WORK TO COMPLETE >>
Scan the entries below. List each line with "label".

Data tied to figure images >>
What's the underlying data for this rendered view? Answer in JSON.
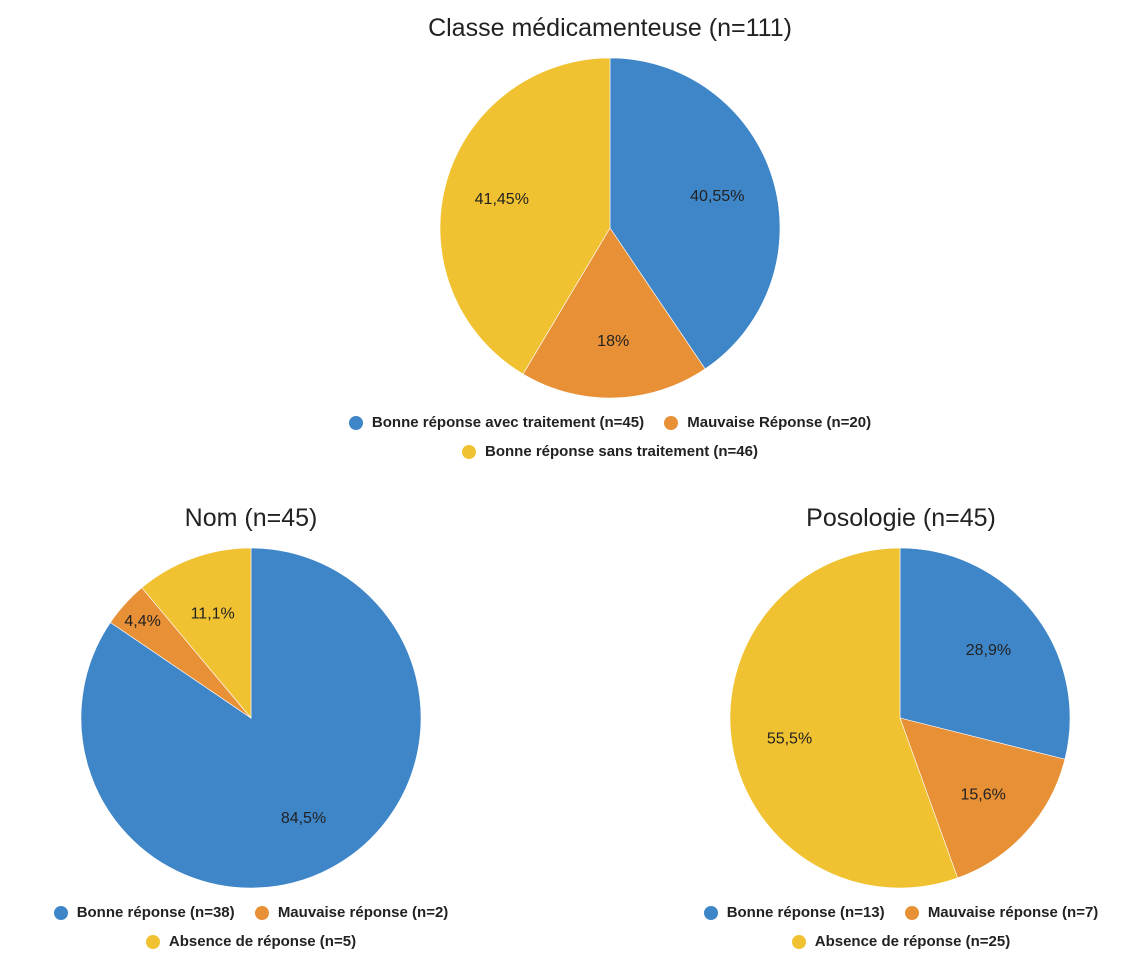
{
  "colors": {
    "blue": "#3f86c8",
    "orange": "#e89036",
    "yellow": "#f0c232"
  },
  "chart_data": [
    {
      "type": "pie",
      "title": "Classe médicamenteuse (n=111)",
      "slices": [
        {
          "label": "Bonne réponse avec traitement (n=45)",
          "value": 40.55,
          "display": "40,55%",
          "color": "#3f86c8"
        },
        {
          "label": "Mauvaise Réponse (n=20)",
          "value": 18,
          "display": "18%",
          "color": "#e89036"
        },
        {
          "label": "Bonne réponse sans traitement (n=46)",
          "value": 41.45,
          "display": "41,45%",
          "color": "#f0c232"
        }
      ],
      "legend_position": "bottom"
    },
    {
      "type": "pie",
      "title": "Nom (n=45)",
      "slices": [
        {
          "label": "Bonne réponse (n=38)",
          "value": 84.5,
          "display": "84,5%",
          "color": "#3f86c8"
        },
        {
          "label": "Mauvaise réponse (n=2)",
          "value": 4.4,
          "display": "4,4%",
          "color": "#e89036"
        },
        {
          "label": "Absence de réponse (n=5)",
          "value": 11.1,
          "display": "11,1%",
          "color": "#f0c232"
        }
      ],
      "legend_position": "bottom"
    },
    {
      "type": "pie",
      "title": "Posologie (n=45)",
      "slices": [
        {
          "label": "Bonne réponse (n=13)",
          "value": 28.9,
          "display": "28,9%",
          "color": "#3f86c8"
        },
        {
          "label": "Mauvaise réponse (n=7)",
          "value": 15.6,
          "display": "15,6%",
          "color": "#e89036"
        },
        {
          "label": "Absence de réponse (n=25)",
          "value": 55.5,
          "display": "55,5%",
          "color": "#f0c232"
        }
      ],
      "legend_position": "bottom"
    }
  ]
}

WRITTEN RESPONSE >>
          "label": "Bonne réponse avec traitement (n=45)",
          "label": "Mauvaise Réponse (n=20)",
          "label": "Bonne réponse sans traitement (n=46)",
          "label": "Bonne réponse (n=38)",
          "label": "Mauvaise réponse (n=2)",
          "label": "Absence de réponse (n=5)",
          "label": "Bonne réponse (n=13)",
          "label": "Mauvaise réponse (n=7)",
          "label": "Absence de réponse (n=25)",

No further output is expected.